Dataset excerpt
----

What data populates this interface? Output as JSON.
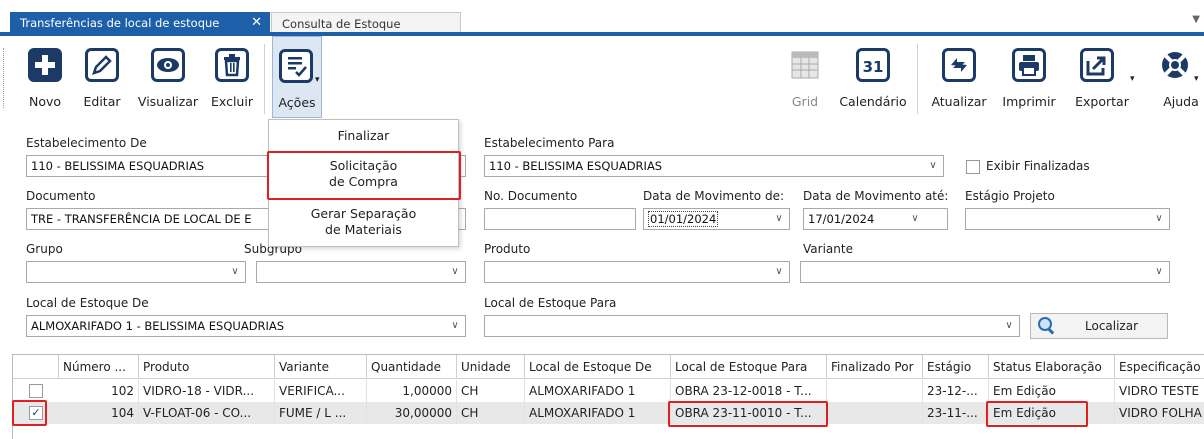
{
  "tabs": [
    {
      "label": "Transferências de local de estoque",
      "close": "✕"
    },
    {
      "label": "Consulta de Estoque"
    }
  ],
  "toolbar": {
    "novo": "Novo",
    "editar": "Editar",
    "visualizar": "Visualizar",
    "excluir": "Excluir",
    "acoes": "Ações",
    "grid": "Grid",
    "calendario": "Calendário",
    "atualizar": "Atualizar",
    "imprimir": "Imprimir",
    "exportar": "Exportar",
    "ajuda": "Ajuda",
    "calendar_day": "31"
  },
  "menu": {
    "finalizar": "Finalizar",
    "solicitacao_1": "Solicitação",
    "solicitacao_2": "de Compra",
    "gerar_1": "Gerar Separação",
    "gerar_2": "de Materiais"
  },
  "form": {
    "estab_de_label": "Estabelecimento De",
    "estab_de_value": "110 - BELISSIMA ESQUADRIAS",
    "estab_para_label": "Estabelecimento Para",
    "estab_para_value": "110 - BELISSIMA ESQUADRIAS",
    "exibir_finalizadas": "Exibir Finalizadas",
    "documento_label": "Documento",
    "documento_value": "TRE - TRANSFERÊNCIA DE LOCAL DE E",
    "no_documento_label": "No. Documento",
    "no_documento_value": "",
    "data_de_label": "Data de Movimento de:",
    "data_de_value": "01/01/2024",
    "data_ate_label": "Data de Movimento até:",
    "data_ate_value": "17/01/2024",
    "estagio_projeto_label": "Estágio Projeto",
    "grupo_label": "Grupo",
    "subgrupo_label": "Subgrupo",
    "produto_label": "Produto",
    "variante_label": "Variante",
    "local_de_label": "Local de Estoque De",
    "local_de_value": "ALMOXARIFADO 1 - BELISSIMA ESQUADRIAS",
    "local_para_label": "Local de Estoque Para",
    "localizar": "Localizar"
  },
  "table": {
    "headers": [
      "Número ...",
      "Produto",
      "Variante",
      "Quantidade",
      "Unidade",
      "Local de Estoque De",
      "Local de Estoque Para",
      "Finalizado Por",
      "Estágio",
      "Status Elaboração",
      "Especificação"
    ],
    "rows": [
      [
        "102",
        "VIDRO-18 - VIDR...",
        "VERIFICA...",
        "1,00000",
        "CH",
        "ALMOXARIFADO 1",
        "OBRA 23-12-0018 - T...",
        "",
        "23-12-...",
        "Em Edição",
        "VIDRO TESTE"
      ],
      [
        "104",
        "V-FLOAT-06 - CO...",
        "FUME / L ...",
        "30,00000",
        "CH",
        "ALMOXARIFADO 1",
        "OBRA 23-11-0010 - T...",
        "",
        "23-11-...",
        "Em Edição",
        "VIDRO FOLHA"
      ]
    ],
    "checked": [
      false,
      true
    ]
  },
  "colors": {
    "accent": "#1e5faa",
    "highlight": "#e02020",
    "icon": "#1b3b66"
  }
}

----

Check each line above for the word "ESQUADRIAS", and copy the lines where it appears.

    "estab_de_value": "110 - BELISSIMA ESQUADRIAS",
    "estab_para_value": "110 - BELISSIMA ESQUADRIAS",
    "local_de_value": "ALMOXARIFADO 1 - BELISSIMA ESQUADRIAS",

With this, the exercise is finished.